## Begin

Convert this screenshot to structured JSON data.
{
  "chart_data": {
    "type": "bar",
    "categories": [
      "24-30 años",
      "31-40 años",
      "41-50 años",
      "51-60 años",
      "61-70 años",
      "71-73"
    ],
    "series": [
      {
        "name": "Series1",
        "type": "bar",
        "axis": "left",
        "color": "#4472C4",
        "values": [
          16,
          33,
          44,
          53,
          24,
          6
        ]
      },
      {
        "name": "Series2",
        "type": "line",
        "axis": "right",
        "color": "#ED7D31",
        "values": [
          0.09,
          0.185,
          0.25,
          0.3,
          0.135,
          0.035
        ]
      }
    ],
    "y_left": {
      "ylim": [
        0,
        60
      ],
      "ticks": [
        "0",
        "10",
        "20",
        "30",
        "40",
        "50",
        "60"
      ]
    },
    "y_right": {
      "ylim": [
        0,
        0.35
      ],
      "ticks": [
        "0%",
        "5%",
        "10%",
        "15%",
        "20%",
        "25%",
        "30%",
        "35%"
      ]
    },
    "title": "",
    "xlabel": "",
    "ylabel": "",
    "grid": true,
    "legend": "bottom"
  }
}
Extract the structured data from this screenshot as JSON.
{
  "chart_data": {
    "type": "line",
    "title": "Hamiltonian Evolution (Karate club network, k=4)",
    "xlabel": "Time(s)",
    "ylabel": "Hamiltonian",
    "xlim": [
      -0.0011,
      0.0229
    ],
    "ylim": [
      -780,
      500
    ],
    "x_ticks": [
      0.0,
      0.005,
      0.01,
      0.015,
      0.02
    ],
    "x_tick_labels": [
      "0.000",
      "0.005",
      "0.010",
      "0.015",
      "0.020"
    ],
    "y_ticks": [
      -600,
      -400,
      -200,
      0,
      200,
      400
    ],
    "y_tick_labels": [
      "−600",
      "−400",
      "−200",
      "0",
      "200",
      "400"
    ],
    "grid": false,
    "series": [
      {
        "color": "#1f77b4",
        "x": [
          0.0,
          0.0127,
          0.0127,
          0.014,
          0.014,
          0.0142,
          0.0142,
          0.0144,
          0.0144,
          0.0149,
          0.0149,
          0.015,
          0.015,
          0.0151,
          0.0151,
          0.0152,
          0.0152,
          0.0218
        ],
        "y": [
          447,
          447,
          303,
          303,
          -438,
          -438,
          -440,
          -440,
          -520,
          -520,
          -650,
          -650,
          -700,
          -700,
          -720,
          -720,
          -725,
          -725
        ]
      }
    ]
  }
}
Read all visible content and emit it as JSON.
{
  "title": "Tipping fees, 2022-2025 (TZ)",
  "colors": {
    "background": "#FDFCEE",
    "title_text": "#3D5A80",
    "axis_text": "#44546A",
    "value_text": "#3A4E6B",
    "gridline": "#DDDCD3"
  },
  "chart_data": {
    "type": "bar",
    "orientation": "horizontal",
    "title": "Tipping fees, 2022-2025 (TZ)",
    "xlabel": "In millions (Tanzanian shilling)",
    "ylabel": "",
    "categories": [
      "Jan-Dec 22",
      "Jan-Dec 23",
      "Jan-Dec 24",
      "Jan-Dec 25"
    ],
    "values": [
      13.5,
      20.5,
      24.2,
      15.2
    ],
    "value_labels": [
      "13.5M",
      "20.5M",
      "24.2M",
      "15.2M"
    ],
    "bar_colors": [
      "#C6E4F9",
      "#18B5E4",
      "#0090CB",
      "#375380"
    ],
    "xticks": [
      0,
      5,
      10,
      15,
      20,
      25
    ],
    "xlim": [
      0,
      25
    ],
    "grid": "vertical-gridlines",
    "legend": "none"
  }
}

## End

▶ THE EXERCISE
Search the data for "xlabel" and list every line in which it occurs.

▶ REPLY
    "xlabel": "",
    "xlabel": "Time(s)",
    "xlabel": "In millions (Tanzanian shilling)",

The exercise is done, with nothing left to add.